TASK DETAILS
Find each line with "Martiālis" and copy it.

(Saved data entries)
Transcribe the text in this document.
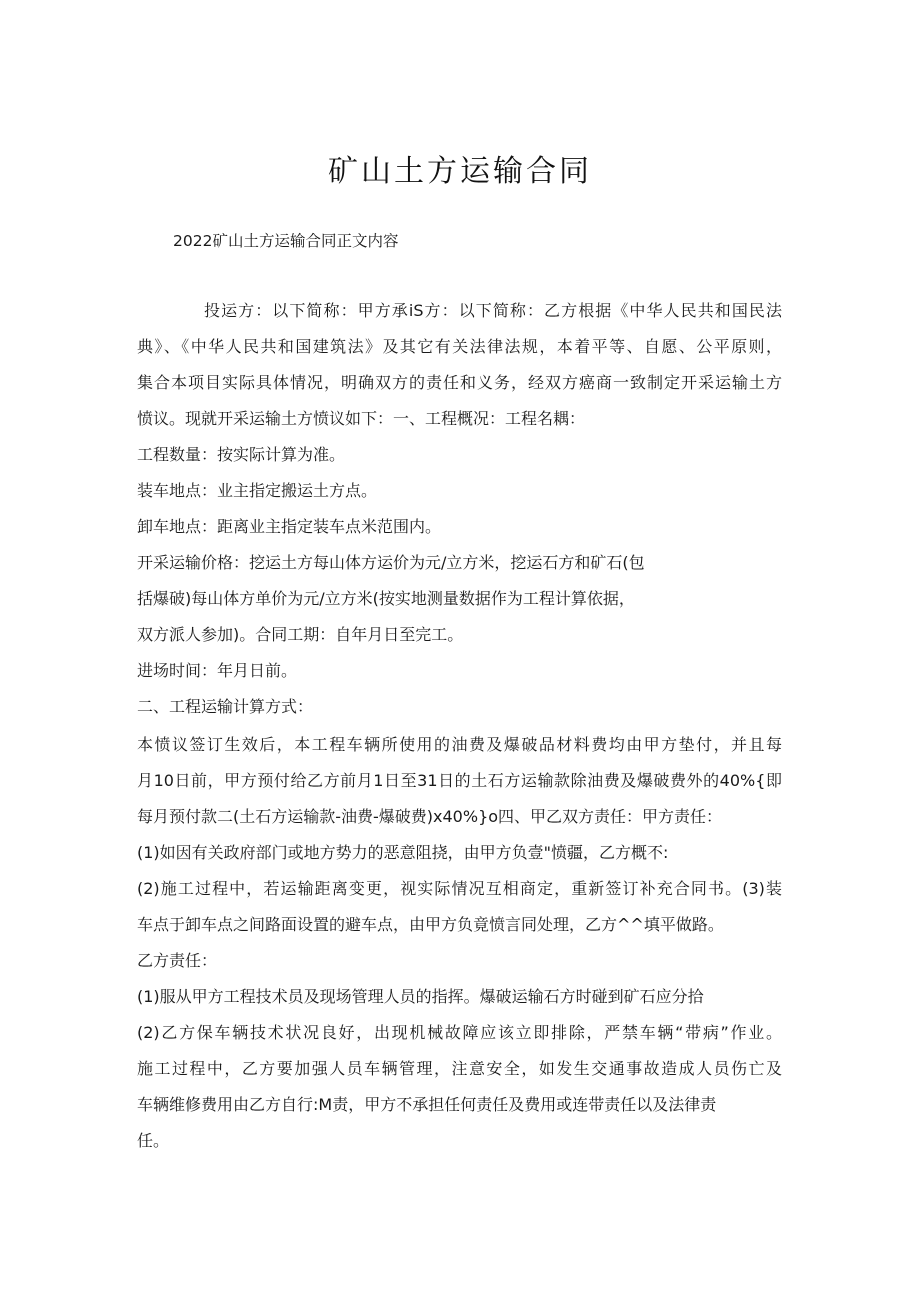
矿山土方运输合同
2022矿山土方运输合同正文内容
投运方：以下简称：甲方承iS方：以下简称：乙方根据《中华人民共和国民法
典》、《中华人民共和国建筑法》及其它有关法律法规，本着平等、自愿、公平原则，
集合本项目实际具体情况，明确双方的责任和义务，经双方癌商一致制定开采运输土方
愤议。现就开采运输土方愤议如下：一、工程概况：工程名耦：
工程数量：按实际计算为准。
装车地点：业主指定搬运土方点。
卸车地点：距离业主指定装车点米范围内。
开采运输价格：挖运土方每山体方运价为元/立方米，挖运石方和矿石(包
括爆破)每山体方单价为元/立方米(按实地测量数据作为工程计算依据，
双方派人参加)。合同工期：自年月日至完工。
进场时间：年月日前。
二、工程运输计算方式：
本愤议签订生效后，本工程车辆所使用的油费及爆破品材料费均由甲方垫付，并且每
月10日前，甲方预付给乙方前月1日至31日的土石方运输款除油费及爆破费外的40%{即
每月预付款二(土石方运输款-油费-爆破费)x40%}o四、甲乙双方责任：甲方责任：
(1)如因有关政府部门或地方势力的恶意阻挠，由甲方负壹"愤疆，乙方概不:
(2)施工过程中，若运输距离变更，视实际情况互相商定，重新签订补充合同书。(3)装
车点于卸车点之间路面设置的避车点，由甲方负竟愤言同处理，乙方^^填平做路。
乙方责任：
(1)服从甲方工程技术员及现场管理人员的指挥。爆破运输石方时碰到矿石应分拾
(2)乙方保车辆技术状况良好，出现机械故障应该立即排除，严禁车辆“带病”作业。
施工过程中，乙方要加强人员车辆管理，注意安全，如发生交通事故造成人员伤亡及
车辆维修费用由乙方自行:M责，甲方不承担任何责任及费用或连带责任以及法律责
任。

...

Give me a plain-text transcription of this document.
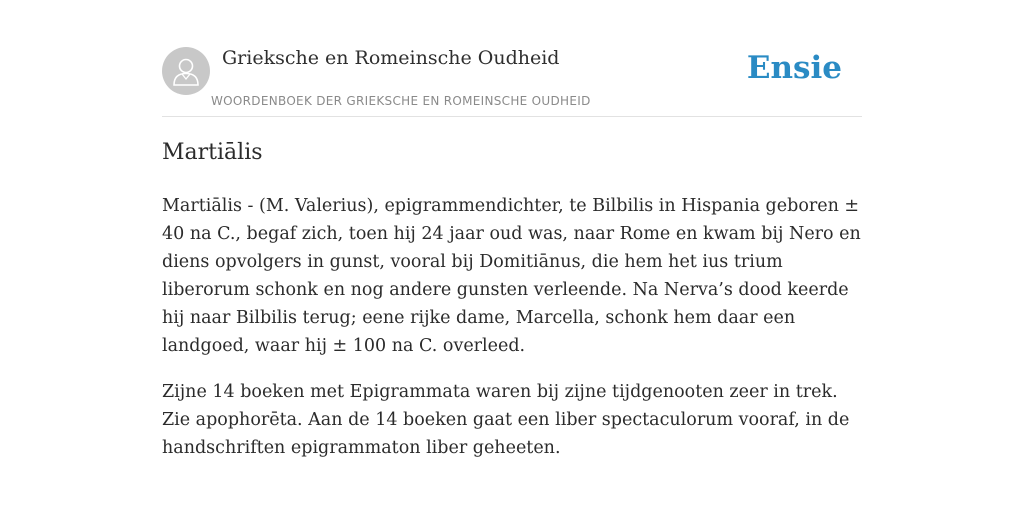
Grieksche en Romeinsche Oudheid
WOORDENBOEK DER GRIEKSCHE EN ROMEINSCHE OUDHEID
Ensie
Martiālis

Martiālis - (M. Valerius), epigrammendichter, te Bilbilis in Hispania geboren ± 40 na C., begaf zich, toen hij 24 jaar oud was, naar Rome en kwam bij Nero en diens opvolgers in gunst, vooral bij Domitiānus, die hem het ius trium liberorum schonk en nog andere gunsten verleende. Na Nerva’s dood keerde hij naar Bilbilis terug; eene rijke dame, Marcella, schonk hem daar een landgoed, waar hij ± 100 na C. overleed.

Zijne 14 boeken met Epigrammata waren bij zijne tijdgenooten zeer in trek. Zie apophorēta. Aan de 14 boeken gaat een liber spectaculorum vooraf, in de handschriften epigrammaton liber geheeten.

WRITTEN REPLY
Martiālis
Martiālis - (M. Valerius), epigrammendichter, te Bilbilis in Hispania geboren ± 40 na C., begaf zich, toen hij 24 jaar oud was, naar Rome en kwam bij Nero en diens opvolgers in gunst, vooral bij Domitiānus, die hem het ius trium liberorum schonk en nog andere gunsten verleende. Na Nerva’s dood keerde hij naar Bilbilis terug; eene rijke dame, Marcella, schonk hem daar een landgoed, waar hij ± 100 na C. overleed.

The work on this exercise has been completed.